# Instruction 1
In the passage on foreign-key checks under concurrent transactions, what happens in SERIALIZABLE mode when C2 tries to SHARE-lock the parent row?

# Passage given

* BEGIN *

That example does in fact work. Here is the precise sequence of commands I tested with constraint checking triggers implemented in PL/PGSQL.
C1: BEGIN
C1: DELETE FROM parent WHERE parent_id = 0
C2: BEGIN
C2: SET TRANSACTION ISOLATION LEVEL SERIALIZABLE -- Optional
C2: INSERT INTO child (parent_id) VALUES (0) -- Waits for C1 to commit
C1: COMMIT -- Now C2 fails either with a constraint_violation or serialization_error
The reason this works is that C2's attempt to SHARE-lock the parent row blocks until C1 commits. In READ COMMITTED mode C2 will then realize that the parent row is now gone. In SERIALIZABLE mode it won't get that far, because the SHARE-locking attempt throws a serialization error since the parent row was concurrently modified.
The serialization error, however, disappears if the two transactions are swapped. The following sequence of commands succeeds, even though the FK constraint is not satisfied.
C1: BEGIN
C1: INSERT INTO child (parent_id) VALUES (0)
C2: BEGIN
C2: SET TRANSACTION ISOLATION LEVEL SERIALIZABLE
C2: SELECT TRUE -- Take snapshot *before* C1 commits
C1: COMMIT
C2: DELETE FROM parent WHERE parent_id = 0 -- Works!
C2: COMMIT
It seems that while SHARE-locking a concurrently deleted row causes a serialization error, deleting a concurrently SHARE-locked is allowed. I do wonder if this shouldn't be considered a bug - whether locks conflict or not does not usually depend on the other in which they are taken.

* END *

# Records
* BEGIN *

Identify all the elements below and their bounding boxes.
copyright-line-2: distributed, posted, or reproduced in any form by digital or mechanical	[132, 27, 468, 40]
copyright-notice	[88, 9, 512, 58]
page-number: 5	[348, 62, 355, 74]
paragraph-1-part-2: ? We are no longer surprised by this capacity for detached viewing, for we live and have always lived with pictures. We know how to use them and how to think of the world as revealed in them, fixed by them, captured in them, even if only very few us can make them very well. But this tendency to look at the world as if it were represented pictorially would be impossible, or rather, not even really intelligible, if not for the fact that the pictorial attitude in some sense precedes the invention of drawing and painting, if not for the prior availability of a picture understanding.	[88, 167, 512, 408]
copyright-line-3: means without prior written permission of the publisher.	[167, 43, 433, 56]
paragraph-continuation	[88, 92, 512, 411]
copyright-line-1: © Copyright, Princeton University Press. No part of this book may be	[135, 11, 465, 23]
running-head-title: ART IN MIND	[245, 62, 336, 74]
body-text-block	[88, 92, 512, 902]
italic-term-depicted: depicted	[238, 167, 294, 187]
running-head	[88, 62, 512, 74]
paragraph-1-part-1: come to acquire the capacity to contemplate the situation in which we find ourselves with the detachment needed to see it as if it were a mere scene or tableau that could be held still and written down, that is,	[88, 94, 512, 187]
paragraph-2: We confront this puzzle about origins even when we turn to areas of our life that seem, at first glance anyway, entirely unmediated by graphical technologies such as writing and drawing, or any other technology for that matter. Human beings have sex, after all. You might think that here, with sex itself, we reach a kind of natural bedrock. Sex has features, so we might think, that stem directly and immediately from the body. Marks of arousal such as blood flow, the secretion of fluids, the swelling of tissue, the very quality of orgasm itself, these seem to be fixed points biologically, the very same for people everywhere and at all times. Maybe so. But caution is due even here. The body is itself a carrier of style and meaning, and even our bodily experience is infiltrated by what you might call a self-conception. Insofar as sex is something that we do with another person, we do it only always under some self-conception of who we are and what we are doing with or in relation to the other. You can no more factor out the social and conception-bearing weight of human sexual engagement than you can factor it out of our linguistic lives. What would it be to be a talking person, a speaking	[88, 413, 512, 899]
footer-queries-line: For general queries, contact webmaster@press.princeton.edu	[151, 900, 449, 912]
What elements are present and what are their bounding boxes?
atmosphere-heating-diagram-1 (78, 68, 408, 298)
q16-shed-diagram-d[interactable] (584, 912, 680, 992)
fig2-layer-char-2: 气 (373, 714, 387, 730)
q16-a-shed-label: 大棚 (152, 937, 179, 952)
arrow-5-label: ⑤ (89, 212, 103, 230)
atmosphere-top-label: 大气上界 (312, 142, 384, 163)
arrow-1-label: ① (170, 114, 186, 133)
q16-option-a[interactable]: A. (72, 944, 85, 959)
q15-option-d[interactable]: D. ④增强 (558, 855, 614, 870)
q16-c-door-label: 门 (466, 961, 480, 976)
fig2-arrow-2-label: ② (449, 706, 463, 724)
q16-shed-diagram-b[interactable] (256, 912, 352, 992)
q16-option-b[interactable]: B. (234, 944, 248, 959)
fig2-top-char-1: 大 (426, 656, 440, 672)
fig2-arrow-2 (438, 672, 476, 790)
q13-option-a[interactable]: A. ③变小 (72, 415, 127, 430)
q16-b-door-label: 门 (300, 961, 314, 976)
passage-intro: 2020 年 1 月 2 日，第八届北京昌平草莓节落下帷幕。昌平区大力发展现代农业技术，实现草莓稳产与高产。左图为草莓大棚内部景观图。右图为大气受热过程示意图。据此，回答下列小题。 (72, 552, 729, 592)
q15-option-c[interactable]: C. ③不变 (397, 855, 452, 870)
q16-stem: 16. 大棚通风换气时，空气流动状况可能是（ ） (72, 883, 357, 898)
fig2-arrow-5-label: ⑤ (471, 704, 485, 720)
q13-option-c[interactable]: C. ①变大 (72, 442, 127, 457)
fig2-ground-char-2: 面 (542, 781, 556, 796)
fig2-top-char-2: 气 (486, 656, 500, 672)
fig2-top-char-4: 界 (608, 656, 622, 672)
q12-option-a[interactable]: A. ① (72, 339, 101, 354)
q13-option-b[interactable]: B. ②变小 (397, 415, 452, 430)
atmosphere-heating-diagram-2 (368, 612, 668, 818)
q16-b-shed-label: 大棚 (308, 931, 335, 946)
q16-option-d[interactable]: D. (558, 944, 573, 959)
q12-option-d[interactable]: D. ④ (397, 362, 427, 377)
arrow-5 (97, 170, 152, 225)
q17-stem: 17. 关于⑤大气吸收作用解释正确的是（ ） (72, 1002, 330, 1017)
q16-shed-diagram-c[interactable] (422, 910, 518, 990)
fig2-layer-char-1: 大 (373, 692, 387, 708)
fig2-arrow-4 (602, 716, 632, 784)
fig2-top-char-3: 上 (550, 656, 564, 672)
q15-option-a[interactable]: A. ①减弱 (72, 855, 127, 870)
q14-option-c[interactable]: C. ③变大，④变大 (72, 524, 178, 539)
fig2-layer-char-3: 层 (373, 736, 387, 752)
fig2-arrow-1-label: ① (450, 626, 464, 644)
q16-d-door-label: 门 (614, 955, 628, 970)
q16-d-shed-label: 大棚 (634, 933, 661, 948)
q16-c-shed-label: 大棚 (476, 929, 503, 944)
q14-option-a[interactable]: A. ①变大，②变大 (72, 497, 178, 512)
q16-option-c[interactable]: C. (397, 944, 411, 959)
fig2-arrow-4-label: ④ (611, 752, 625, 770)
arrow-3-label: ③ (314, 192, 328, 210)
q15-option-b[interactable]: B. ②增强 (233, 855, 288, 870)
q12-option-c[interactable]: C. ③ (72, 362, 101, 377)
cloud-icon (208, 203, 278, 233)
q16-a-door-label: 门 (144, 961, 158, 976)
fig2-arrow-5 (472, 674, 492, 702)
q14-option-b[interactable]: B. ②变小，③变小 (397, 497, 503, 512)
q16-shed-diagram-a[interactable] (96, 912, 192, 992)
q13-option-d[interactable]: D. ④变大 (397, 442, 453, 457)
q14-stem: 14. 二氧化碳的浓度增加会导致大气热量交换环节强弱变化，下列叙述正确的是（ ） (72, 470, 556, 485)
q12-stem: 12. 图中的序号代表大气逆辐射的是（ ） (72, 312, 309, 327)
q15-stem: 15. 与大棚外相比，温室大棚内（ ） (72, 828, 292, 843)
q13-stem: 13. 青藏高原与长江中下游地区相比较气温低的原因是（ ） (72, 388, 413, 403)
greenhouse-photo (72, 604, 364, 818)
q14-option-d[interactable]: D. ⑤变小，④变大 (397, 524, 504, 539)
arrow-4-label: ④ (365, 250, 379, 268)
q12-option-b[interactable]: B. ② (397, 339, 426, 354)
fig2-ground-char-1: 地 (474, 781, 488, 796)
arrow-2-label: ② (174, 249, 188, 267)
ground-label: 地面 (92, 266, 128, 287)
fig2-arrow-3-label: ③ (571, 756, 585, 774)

* END *

# Instruction 2
Arrange as a numbered list the part of the records that opens with their first line and closes with the line containing "62, 355, 74]". Omit blank lines.

# Worked solution 1
The SHARE-locking attempt throws a serialization error, because the parent row was concurrently modified.

# Worked solution 2
1. Identify all the elements below and their bounding boxes.
2. copyright-line-2: distributed, posted, or reproduced in any form by digital or mechanical	[132, 27, 468, 40]
3. copyright-notice	[88, 9, 512, 58]
4. page-number: 5	[348, 62, 355, 74]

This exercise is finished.